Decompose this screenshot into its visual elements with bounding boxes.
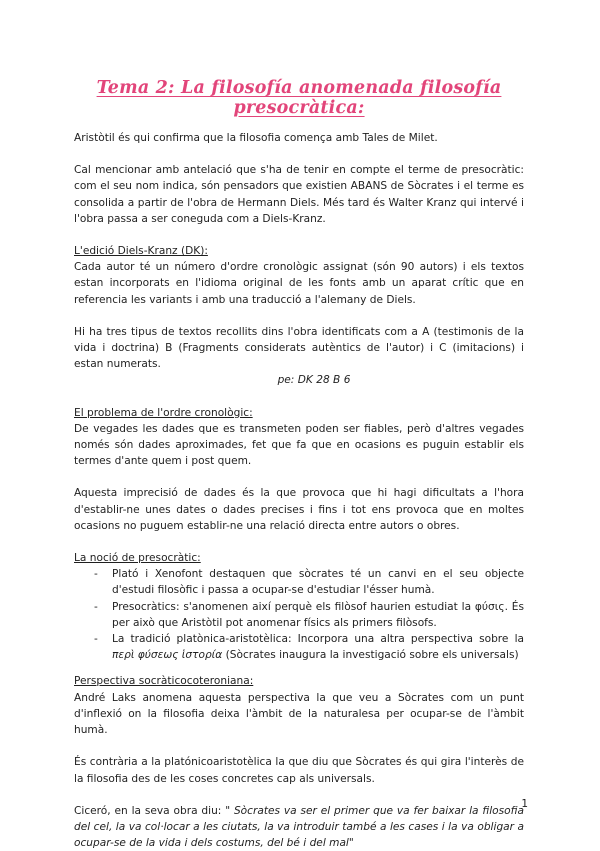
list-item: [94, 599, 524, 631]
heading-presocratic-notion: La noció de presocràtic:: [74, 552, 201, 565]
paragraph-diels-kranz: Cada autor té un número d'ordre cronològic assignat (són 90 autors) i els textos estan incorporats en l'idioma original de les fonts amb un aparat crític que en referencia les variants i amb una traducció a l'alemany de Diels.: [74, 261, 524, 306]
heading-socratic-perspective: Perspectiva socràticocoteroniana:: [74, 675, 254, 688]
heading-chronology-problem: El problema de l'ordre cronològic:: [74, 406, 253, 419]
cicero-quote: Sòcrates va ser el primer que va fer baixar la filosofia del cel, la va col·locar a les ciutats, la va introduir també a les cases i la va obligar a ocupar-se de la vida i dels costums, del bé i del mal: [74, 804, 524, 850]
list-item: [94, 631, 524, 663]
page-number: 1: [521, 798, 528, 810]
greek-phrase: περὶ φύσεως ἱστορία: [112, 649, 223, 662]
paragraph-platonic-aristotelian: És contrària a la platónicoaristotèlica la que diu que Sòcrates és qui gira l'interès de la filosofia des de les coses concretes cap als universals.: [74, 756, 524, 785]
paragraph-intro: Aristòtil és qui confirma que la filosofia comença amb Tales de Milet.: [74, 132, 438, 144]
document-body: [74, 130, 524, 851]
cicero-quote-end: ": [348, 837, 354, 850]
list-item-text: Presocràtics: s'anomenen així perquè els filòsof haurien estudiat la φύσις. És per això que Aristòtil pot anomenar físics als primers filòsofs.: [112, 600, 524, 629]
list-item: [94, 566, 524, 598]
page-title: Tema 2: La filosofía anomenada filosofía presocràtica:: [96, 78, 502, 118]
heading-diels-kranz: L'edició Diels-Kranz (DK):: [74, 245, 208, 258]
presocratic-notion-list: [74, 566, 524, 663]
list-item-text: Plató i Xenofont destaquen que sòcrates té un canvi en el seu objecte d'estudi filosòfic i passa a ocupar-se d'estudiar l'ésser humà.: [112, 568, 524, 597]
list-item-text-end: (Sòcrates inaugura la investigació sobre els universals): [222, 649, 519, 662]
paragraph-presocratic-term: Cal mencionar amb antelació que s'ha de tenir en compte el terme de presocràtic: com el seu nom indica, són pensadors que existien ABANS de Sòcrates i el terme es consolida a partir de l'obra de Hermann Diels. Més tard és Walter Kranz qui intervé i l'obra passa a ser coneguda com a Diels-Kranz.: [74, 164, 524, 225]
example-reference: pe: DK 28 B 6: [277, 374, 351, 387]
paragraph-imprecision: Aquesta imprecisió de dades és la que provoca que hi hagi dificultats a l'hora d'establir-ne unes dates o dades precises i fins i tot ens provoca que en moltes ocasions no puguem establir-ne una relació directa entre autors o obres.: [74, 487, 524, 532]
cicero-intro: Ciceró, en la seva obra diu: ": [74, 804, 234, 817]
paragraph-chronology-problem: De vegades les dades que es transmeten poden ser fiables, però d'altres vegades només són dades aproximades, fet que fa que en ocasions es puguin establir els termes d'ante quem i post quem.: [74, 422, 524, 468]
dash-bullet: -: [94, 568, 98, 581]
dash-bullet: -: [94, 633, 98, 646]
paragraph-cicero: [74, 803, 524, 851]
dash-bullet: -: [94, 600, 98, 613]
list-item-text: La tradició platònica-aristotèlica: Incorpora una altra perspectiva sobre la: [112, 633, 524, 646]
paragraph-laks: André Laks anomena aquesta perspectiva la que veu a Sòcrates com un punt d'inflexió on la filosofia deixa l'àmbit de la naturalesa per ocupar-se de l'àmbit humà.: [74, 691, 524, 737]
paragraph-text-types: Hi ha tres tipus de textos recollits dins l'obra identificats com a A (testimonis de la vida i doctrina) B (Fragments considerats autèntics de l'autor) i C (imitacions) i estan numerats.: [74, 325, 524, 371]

##############################

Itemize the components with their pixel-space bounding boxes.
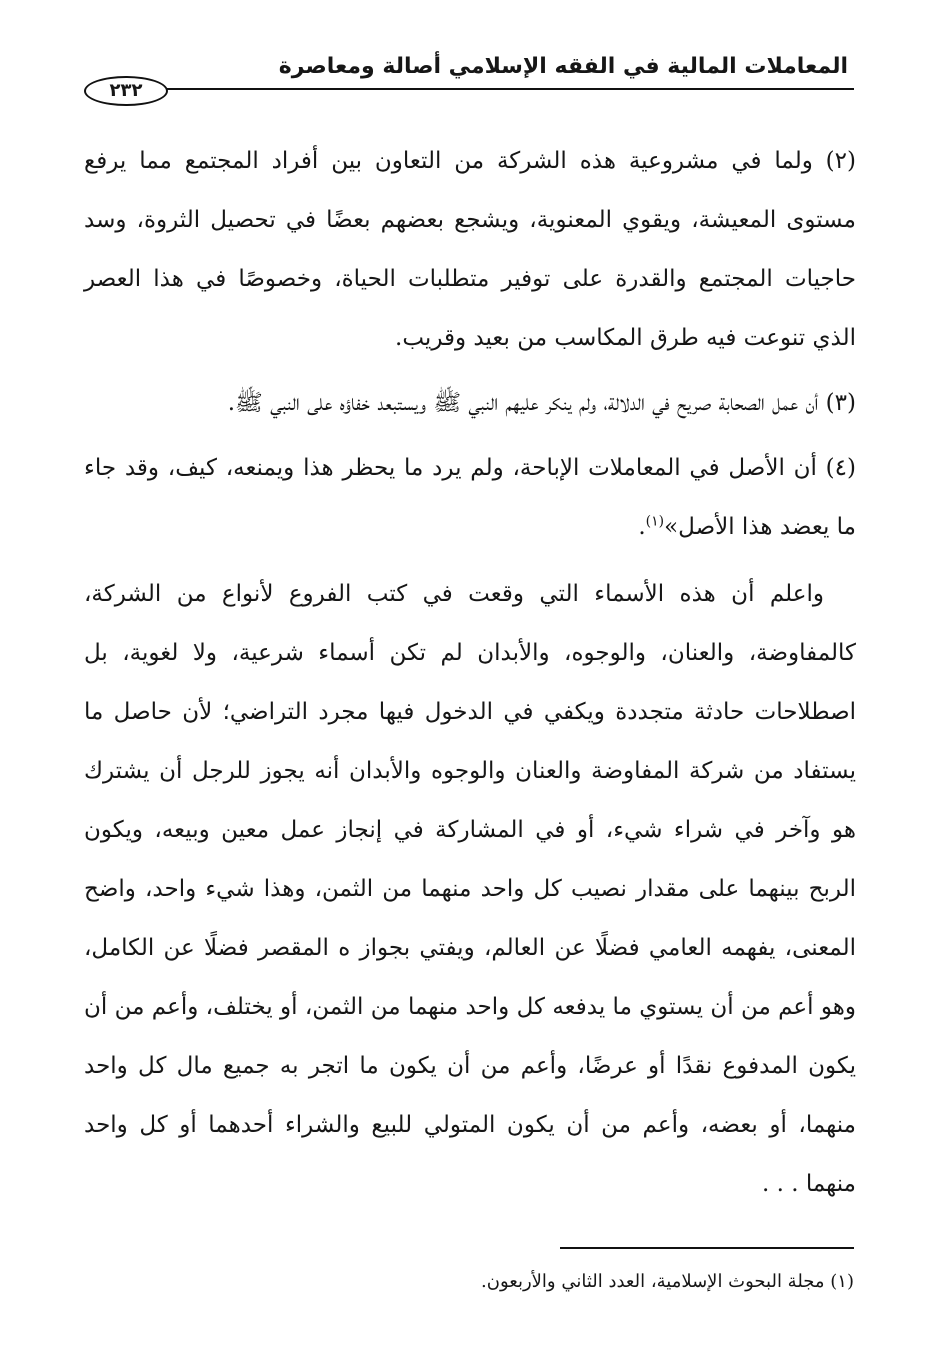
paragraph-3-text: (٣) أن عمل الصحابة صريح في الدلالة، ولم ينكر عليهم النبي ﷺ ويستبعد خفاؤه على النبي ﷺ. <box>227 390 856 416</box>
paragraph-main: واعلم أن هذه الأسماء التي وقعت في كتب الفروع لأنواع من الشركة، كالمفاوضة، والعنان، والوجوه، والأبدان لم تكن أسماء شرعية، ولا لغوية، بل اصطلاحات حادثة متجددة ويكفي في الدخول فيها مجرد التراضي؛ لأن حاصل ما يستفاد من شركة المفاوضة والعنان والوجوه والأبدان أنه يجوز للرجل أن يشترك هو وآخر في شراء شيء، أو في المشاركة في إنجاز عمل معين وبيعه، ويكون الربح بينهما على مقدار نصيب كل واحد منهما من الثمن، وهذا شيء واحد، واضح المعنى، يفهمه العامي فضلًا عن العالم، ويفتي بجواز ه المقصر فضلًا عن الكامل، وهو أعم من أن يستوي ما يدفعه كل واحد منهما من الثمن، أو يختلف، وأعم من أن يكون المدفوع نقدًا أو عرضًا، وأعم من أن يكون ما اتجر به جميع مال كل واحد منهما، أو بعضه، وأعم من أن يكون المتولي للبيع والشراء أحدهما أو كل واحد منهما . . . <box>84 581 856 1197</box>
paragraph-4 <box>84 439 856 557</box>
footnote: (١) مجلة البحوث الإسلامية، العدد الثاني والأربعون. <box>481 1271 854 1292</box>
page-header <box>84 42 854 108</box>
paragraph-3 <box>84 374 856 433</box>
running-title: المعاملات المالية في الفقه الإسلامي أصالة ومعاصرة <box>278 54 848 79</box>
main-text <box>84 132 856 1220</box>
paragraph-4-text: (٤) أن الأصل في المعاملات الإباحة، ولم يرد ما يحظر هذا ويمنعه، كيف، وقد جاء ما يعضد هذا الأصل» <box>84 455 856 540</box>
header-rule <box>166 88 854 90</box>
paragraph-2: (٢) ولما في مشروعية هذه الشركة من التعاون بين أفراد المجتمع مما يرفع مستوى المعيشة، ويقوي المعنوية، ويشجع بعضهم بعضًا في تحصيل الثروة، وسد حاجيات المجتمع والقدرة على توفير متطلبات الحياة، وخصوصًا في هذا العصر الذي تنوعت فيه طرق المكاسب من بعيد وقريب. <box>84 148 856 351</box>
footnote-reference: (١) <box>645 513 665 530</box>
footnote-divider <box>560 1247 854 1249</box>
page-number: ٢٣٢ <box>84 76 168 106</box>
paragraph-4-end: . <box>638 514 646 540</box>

##############################

> _WHAT YOU SHOULD DO_: Rewrite the lines of the entries above, from the line with "list-item: [94, 599, 524, 631]" to the line with "heading-presocratic-notion: La noció", as a JSON list of strings with one string per line and any blank lines left out.

> _CORRECT OUTPUT_:
[
  "list-item: [94, 599, 524, 631]",
  "heading-presocratic-notion: La noció de presocràtic:: [74, 552, 201, 565]"
]